Each line below is to be written out in full, exactly as shown.

◆ ◆ ◆ ◆ ◆

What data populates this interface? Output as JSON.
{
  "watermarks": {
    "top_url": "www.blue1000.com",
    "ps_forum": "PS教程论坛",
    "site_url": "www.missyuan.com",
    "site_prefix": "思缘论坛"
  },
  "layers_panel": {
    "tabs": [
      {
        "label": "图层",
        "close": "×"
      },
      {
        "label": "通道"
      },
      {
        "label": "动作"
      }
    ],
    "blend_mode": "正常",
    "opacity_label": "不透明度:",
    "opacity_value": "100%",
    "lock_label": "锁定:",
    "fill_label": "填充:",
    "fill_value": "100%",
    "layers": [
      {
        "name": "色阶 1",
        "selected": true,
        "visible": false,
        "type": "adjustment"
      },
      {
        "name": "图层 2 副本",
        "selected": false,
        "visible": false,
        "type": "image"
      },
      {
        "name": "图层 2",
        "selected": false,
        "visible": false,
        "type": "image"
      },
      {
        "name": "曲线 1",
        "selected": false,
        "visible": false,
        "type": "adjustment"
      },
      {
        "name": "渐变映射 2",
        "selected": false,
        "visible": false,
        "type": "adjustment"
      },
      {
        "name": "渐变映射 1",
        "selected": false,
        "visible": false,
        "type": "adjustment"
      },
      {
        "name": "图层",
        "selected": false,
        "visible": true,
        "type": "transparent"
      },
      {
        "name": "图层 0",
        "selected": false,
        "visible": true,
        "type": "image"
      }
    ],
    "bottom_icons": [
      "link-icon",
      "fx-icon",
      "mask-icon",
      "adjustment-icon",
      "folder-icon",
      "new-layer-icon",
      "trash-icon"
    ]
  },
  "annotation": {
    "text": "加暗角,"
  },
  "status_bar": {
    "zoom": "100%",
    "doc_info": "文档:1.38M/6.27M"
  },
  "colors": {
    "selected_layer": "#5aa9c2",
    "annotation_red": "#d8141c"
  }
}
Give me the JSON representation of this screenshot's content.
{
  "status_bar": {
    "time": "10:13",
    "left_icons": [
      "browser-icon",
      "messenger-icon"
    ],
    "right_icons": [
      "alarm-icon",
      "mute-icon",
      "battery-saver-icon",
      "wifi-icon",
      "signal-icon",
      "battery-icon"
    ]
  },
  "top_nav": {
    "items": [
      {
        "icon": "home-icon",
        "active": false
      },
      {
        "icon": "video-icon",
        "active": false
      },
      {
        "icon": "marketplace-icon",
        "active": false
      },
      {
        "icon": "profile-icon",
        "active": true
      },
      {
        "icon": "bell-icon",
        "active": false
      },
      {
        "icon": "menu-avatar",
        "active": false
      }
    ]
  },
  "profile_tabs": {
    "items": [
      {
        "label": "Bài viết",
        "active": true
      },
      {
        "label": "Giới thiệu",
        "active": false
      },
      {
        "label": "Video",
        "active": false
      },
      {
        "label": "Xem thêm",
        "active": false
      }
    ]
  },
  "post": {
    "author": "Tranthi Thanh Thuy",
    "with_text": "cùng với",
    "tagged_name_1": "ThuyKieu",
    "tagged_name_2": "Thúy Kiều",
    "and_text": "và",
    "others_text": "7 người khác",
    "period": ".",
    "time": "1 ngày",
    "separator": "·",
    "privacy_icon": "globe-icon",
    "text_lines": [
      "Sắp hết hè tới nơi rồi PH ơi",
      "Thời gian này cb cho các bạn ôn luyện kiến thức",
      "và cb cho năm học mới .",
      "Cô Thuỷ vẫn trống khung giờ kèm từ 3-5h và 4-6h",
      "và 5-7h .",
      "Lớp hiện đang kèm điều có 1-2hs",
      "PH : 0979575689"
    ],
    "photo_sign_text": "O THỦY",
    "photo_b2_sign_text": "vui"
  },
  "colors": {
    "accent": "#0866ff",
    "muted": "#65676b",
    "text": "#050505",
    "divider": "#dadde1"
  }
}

◆ ◆ ◆ ◆ ◆

▶ The output
What data populates this interface? Output as JSON.
{
  "watermarks": {
    "top_url": "www.blue1000.com",
    "ps_forum": "PS教程论坛",
    "site_url": "www.missyuan.com",
    "site_prefix": "思缘论坛"
  },
  "layers_panel": {
    "tabs": [
      {
        "label": "图层",
        "close": "×"
      },
      {
        "label": "通道"
      },
      {
        "label": "动作"
      }
    ],
    "blend_mode": "正常",
    "opacity_label": "不透明度:",
    "opacity_value": "100%",
    "lock_label": "锁定:",
    "fill_label": "填充:",
    "fill_value": "100%",
    "layers": [
      {
        "name": "色阶 1",
        "selected": true,
        "visible": false,
        "type": "adjustment"
      },
      {
        "name": "图层 2 副本",
        "selected": false,
        "visible": false,
        "type": "image"
      },
      {
        "name": "图层 2",
        "selected": false,
        "visible": false,
        "type": "image"
      },
      {
        "name": "曲线 1",
        "selected": false,
        "visible": false,
        "type": "adjustment"
      },
      {
        "name": "渐变映射 2",
        "selected": false,
        "visible": false,
        "type": "adjustment"
      },
      {
        "name": "渐变映射 1",
        "selected": false,
        "visible": false,
        "type": "adjustment"
      },
      {
        "name": "图层",
        "selected": false,
        "visible": true,
        "type": "transparent"
      },
      {
        "name": "图层 0",
        "selected": false,
        "visible": true,
        "type": "image"
      }
    ],
    "bottom_icons": [
      "link-icon",
      "fx-icon",
      "mask-icon",
      "adjustment-icon",
      "folder-icon",
      "new-layer-icon",
      "trash-icon"
    ]
  },
  "annotation": {
    "text": "加暗角,"
  },
  "status_bar": {
    "zoom": "100%",
    "doc_info": "文档:1.38M/6.27M"
  },
  "colors": {
    "selected_layer": "#5aa9c2",
    "annotation_red": "#d8141c"
  }
}
Give me the JSON representation of this screenshot's content.
{
  "status_bar": {
    "time": "10:13",
    "left_icons": [
      "browser-icon",
      "messenger-icon"
    ],
    "right_icons": [
      "alarm-icon",
      "mute-icon",
      "battery-saver-icon",
      "wifi-icon",
      "signal-icon",
      "battery-icon"
    ]
  },
  "top_nav": {
    "items": [
      {
        "icon": "home-icon",
        "active": false
      },
      {
        "icon": "video-icon",
        "active": false
      },
      {
        "icon": "marketplace-icon",
        "active": false
      },
      {
        "icon": "profile-icon",
        "active": true
      },
      {
        "icon": "bell-icon",
        "active": false
      },
      {
        "icon": "menu-avatar",
        "active": false
      }
    ]
  },
  "profile_tabs": {
    "items": [
      {
        "label": "Bài viết",
        "active": true
      },
      {
        "label": "Giới thiệu",
        "active": false
      },
      {
        "label": "Video",
        "active": false
      },
      {
        "label": "Xem thêm",
        "active": false
      }
    ]
  },
  "post": {
    "author": "Tranthi Thanh Thuy",
    "with_text": "cùng với",
    "tagged_name_1": "ThuyKieu",
    "tagged_name_2": "Thúy Kiều",
    "and_text": "và",
    "others_text": "7 người khác",
    "period": ".",
    "time": "1 ngày",
    "separator": "·",
    "privacy_icon": "globe-icon",
    "text_lines": [
      "Sắp hết hè tới nơi rồi PH ơi",
      "Thời gian này cb cho các bạn ôn luyện kiến thức",
      "và cb cho năm học mới .",
      "Cô Thuỷ vẫn trống khung giờ kèm từ 3-5h và 4-6h",
      "và 5-7h .",
      "Lớp hiện đang kèm điều có 1-2hs",
      "PH : 0979575689"
    ],
    "photo_sign_text": "O THỦY",
    "photo_b2_sign_text": "vui"
  },
  "colors": {
    "accent": "#0866ff",
    "muted": "#65676b",
    "text": "#050505",
    "divider": "#dadde1"
  }
}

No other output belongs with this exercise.